#### WORK TO DO
All of the data must be printed exactly; please include every line.

* START MATERIAL *

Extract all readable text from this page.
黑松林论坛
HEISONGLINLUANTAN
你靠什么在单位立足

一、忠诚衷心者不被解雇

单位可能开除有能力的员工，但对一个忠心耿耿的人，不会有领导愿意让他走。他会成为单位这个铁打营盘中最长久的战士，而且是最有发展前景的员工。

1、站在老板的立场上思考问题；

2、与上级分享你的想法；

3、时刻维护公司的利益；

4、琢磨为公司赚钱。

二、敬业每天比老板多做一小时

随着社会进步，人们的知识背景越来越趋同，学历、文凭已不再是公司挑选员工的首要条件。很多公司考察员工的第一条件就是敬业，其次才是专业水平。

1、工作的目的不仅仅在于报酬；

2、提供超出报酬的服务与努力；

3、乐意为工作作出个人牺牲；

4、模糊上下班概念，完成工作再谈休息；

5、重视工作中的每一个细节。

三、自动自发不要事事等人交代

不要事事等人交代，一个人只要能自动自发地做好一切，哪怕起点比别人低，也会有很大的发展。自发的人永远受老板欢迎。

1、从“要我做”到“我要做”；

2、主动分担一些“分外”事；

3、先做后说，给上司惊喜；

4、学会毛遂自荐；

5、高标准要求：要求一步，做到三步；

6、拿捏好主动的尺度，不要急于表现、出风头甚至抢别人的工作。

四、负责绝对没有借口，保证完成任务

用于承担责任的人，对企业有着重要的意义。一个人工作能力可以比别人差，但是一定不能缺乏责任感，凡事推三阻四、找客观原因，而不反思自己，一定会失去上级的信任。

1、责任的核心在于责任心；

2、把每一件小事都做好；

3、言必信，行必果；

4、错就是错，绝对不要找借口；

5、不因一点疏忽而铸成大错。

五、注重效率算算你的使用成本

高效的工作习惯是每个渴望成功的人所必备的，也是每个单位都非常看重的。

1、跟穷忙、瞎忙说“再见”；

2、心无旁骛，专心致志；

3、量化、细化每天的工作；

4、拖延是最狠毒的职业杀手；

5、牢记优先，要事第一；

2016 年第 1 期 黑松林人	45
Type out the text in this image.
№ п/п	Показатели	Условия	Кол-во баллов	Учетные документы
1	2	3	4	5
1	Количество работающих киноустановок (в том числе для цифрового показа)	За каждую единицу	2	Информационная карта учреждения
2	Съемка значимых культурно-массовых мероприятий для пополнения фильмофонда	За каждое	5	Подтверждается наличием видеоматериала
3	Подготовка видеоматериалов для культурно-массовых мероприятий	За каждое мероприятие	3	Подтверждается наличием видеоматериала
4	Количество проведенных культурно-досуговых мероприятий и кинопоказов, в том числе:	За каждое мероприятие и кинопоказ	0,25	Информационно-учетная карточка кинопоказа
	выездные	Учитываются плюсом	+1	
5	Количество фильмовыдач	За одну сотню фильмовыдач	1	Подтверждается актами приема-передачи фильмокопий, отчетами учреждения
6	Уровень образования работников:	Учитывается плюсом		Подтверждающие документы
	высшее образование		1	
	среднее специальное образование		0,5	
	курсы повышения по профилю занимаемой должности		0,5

* END MATERIAL *

#### THE RESULT
Extract all readable text from this page.
黑松林论坛
HEISONGLINLUANTAN
你靠什么在单位立足

一、忠诚衷心者不被解雇

单位可能开除有能力的员工，但对一个忠心耿耿的人，不会有领导愿意让他走。他会成为单位这个铁打营盘中最长久的战士，而且是最有发展前景的员工。

1、站在老板的立场上思考问题；

2、与上级分享你的想法；

3、时刻维护公司的利益；

4、琢磨为公司赚钱。

二、敬业每天比老板多做一小时

随着社会进步，人们的知识背景越来越趋同，学历、文凭已不再是公司挑选员工的首要条件。很多公司考察员工的第一条件就是敬业，其次才是专业水平。

1、工作的目的不仅仅在于报酬；

2、提供超出报酬的服务与努力；

3、乐意为工作作出个人牺牲；

4、模糊上下班概念，完成工作再谈休息；

5、重视工作中的每一个细节。

三、自动自发不要事事等人交代

不要事事等人交代，一个人只要能自动自发地做好一切，哪怕起点比别人低，也会有很大的发展。自发的人永远受老板欢迎。

1、从“要我做”到“我要做”；

2、主动分担一些“分外”事；

3、先做后说，给上司惊喜；

4、学会毛遂自荐；

5、高标准要求：要求一步，做到三步；

6、拿捏好主动的尺度，不要急于表现、出风头甚至抢别人的工作。

四、负责绝对没有借口，保证完成任务

用于承担责任的人，对企业有着重要的意义。一个人工作能力可以比别人差，但是一定不能缺乏责任感，凡事推三阻四、找客观原因，而不反思自己，一定会失去上级的信任。

1、责任的核心在于责任心；

2、把每一件小事都做好；

3、言必信，行必果；

4、错就是错，绝对不要找借口；

5、不因一点疏忽而铸成大错。

五、注重效率算算你的使用成本

高效的工作习惯是每个渴望成功的人所必备的，也是每个单位都非常看重的。

1、跟穷忙、瞎忙说“再见”；

2、心无旁骛，专心致志；

3、量化、细化每天的工作；

4、拖延是最狠毒的职业杀手；

5、牢记优先，要事第一；

2016 年第 1 期 黑松林人	45
Type out the text in this image.
№ п/п	Показатели	Условия	Кол-во баллов	Учетные документы
1	2	3	4	5
1	Количество работающих киноустановок (в том числе для цифрового показа)	За каждую единицу	2	Информационная карта учреждения
2	Съемка значимых культурно-массовых мероприятий для пополнения фильмофонда	За каждое	5	Подтверждается наличием видеоматериала
3	Подготовка видеоматериалов для культурно-массовых мероприятий	За каждое мероприятие	3	Подтверждается наличием видеоматериала
4	Количество проведенных культурно-досуговых мероприятий и кинопоказов, в том числе:	За каждое мероприятие и кинопоказ	0,25	Информационно-учетная карточка кинопоказа
	выездные	Учитываются плюсом	+1	
5	Количество фильмовыдач	За одну сотню фильмовыдач	1	Подтверждается актами приема-передачи фильмокопий, отчетами учреждения
6	Уровень образования работников:	Учитывается плюсом		Подтверждающие документы
	высшее образование		1	
	среднее специальное образование		0,5	
	курсы повышения по профилю занимаемой должности		0,5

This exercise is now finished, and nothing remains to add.